Whether a complaint is factually frivolous under §§ 1915A(b)(1) and 1915(e)(2)(B)(i) is a separate issue from whether it fails to state a claim for relief. Statutes allowing a complaint to be dismissed as frivolous give “judges not only the authority to dismiss a claim based on an indisputably meritless legal theory, but also the unusual power to pierce the veil of the complaint's factual allegations and dismiss those claims whose factual contentions are clearly baseless.” Neitzke, 490 U.S. at 327, 109 S.Ct. 1827 (interpreting 28 U.S.C. § 1915). Unlike a dismissal for failure to state a claim, where a judge must accept all factual allegations as true, Iqbal, 129 S.Ct. at 1949-50, a judge does not have to accept “fantastic or delusional” factual allegations as true in prisoner complaints that are reviewed for frivolousness. Neitzke, 490 U.S. at 327-28, 109 S.Ct. 1827.

Id. at 471.

____

### Task list:
• A. Using the legal text on frivolous complaints, explain why a judge screening a prisoner complaint for frivolousness need not accept every factual allegation as true.
• B. Which case does the legal text cite for the rule that a judge must accept all factual allegations as true when dismissing for failure to state a claim?

____

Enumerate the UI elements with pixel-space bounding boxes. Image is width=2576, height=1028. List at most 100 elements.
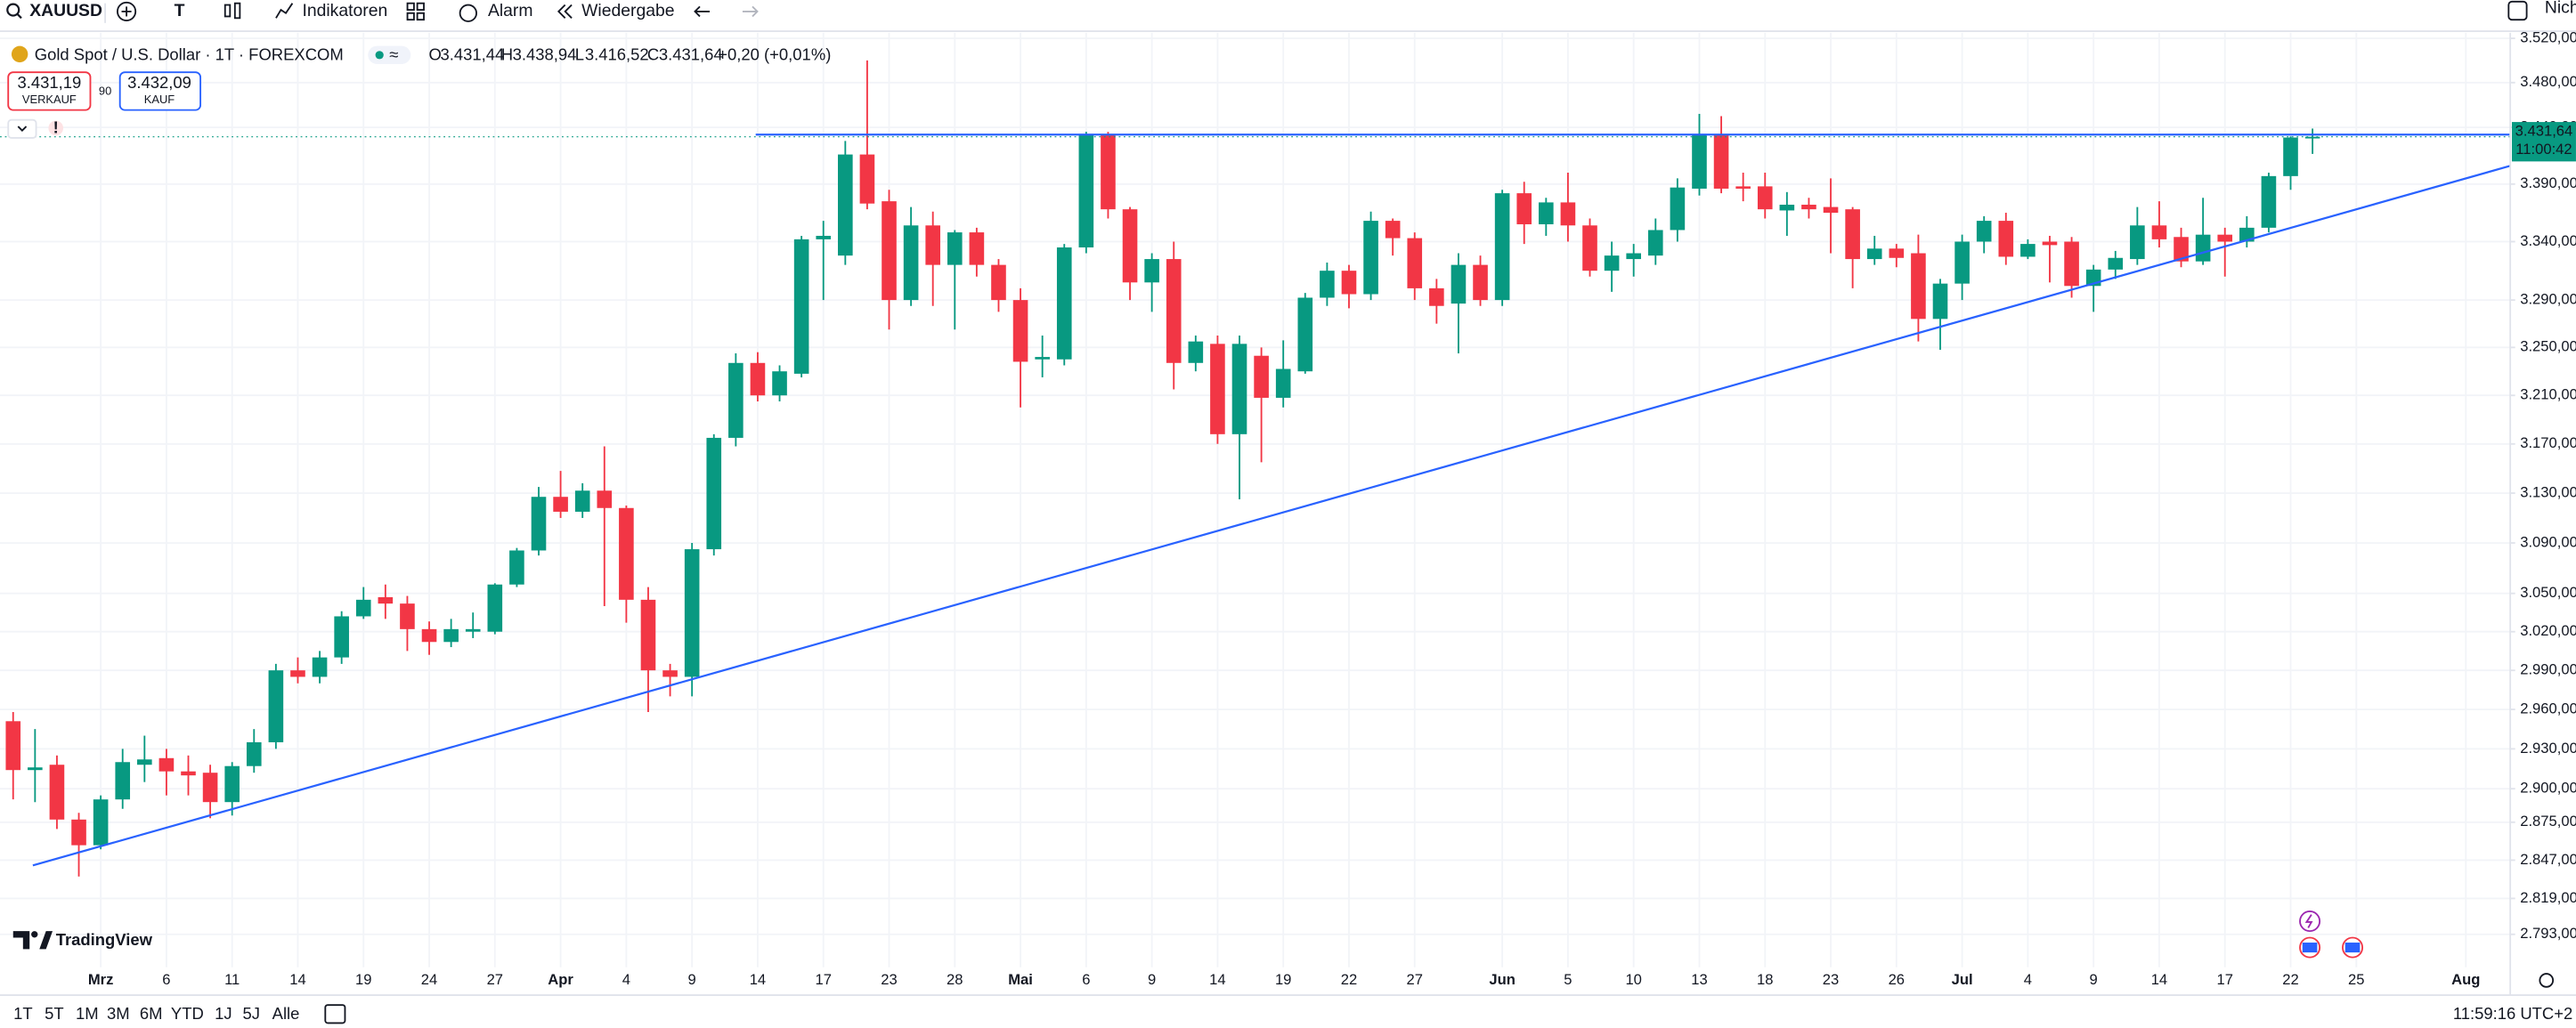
candle-body (1889, 248, 1905, 258)
y-tick-label: 3.290,00 (2520, 291, 2576, 308)
high-label: H (501, 45, 513, 64)
range-button[interactable]: 5T (45, 1004, 64, 1023)
search-icon[interactable] (6, 3, 20, 17)
status-icon: ≈ (389, 45, 398, 64)
range-button[interactable]: 1T (13, 1004, 33, 1023)
candle-body (355, 599, 371, 617)
range-button[interactable]: 5J (243, 1004, 260, 1023)
candle-body (531, 497, 547, 551)
candle-body (2239, 227, 2255, 242)
x-tick-label: Mai (1008, 971, 1033, 988)
logo (12, 931, 30, 950)
candle-body (509, 550, 524, 585)
candle-body (553, 497, 568, 512)
warning-icon[interactable] (48, 120, 64, 136)
candle-body (421, 628, 437, 643)
compare-button[interactable] (116, 1, 137, 21)
chart-type-icon[interactable] (223, 4, 232, 18)
x-tick-label: 17 (815, 971, 831, 988)
range-button[interactable]: 6M (140, 1004, 163, 1023)
redo-button[interactable] (742, 5, 759, 18)
candle-body (793, 239, 809, 374)
replay-button[interactable]: Wiedergabe (581, 1, 674, 20)
x-tick-label: 14 (2151, 971, 2167, 988)
candle-body (1188, 341, 1204, 363)
open-label: O (429, 45, 442, 64)
alarm-icon[interactable] (459, 4, 477, 22)
undo-button[interactable] (694, 5, 711, 18)
date-range-button[interactable] (324, 1004, 346, 1024)
checkbox[interactable] (2507, 0, 2528, 21)
candle-body (1144, 259, 1159, 283)
sell-button[interactable] (7, 71, 92, 111)
candle-body (2304, 136, 2320, 139)
trend-line[interactable] (32, 165, 2511, 867)
candle-body (1779, 204, 1795, 211)
x-tick-label: Apr (548, 971, 573, 988)
candle-body (1823, 206, 1839, 214)
candle-body (750, 362, 766, 396)
settings-icon[interactable] (2539, 973, 2555, 988)
search-icon (16, 12, 22, 20)
x-tick-label: 11 (224, 971, 240, 988)
candle-body (378, 596, 394, 604)
candles (0, 60, 2511, 877)
x-tick-label: 9 (2090, 971, 2098, 988)
indicators-icon[interactable] (275, 3, 294, 19)
x-tick-label: 23 (1823, 971, 1839, 988)
candle-body (1035, 357, 1050, 360)
candle-body (268, 670, 284, 742)
range-button[interactable]: 1M (76, 1004, 99, 1023)
x-tick-label: Mrz (88, 971, 114, 988)
sell-price: 3.431,19 (17, 73, 81, 92)
x-tick-label: 18 (1757, 971, 1773, 988)
collapse-button[interactable] (7, 118, 37, 139)
x-tick-label: 25 (2348, 971, 2364, 988)
layout-icon[interactable] (406, 2, 415, 11)
range-button[interactable]: Alle (272, 1004, 300, 1023)
candle-body (1626, 253, 1641, 260)
x-tick-label: 14 (289, 971, 305, 988)
x-tick-label: Jul (1952, 971, 1973, 988)
indicators-button[interactable]: Indikatoren (302, 1, 387, 20)
y-tick-label: 3.390,00 (2520, 174, 2576, 191)
buy-button[interactable] (118, 71, 202, 111)
alert-button[interactable]: Alarm (488, 1, 533, 20)
countdown: 11:00:42 (2515, 141, 2572, 158)
replay-icon[interactable] (557, 4, 566, 19)
candle-body (925, 225, 940, 265)
low-label: L (575, 45, 584, 64)
candle-body (2108, 257, 2124, 270)
y-tick-label: 2.875,00 (2520, 813, 2576, 830)
candle-body (202, 773, 218, 803)
x-tick-label: 10 (1625, 971, 1641, 988)
candle-body (1231, 344, 1247, 434)
candle-body (1692, 134, 1707, 189)
layout-icon (416, 12, 425, 21)
grid (0, 32, 2511, 967)
candle-body (2020, 244, 2036, 257)
candle-body (312, 657, 328, 677)
x-tick-label: 24 (421, 971, 437, 988)
candle-body (181, 771, 196, 776)
clock[interactable]: 11:59:16 UTC+2 (2453, 1004, 2572, 1023)
symbol[interactable]: XAUUSD (29, 1, 102, 20)
status-pill[interactable] (368, 45, 411, 64)
candle-body (2195, 234, 2211, 262)
candle-body (2151, 225, 2167, 239)
price-label-box (2512, 122, 2576, 162)
layout-icon (416, 2, 425, 11)
x-tick-label: 26 (1889, 971, 1905, 988)
range-button[interactable]: 1J (215, 1004, 232, 1023)
candle-body (115, 762, 131, 800)
toolbar-right[interactable]: Nicht (2545, 0, 2576, 17)
candle-body (1998, 221, 2014, 257)
range-button[interactable]: 3M (107, 1004, 130, 1023)
y-tick-label: 2.847,00 (2520, 851, 2576, 868)
candle-body (465, 628, 481, 632)
text-tool[interactable]: T (175, 1, 185, 20)
range-button[interactable]: YTD (171, 1004, 204, 1023)
y-tick-label: 3.340,00 (2520, 232, 2576, 249)
watermark: TradingView (56, 930, 153, 949)
candle-body (684, 549, 700, 677)
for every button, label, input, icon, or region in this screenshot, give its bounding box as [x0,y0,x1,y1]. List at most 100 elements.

____

### Solved tasks:
• A. Statutes allowing a complaint to be dismissed as frivolous give judges the unusual power to pierce the veil of the complaint's factual allegations and dismiss claims whose factual contentions are clearly baseless. Because of that power, a judge reviewing for frivolousness does not have to accept "fantastic or delusional" allegations as true. This differs from a dismissal for failure to state a claim, where all factual allegations must be accepted.

• B. Iqbal, 129 S.Ct. at 1949-50.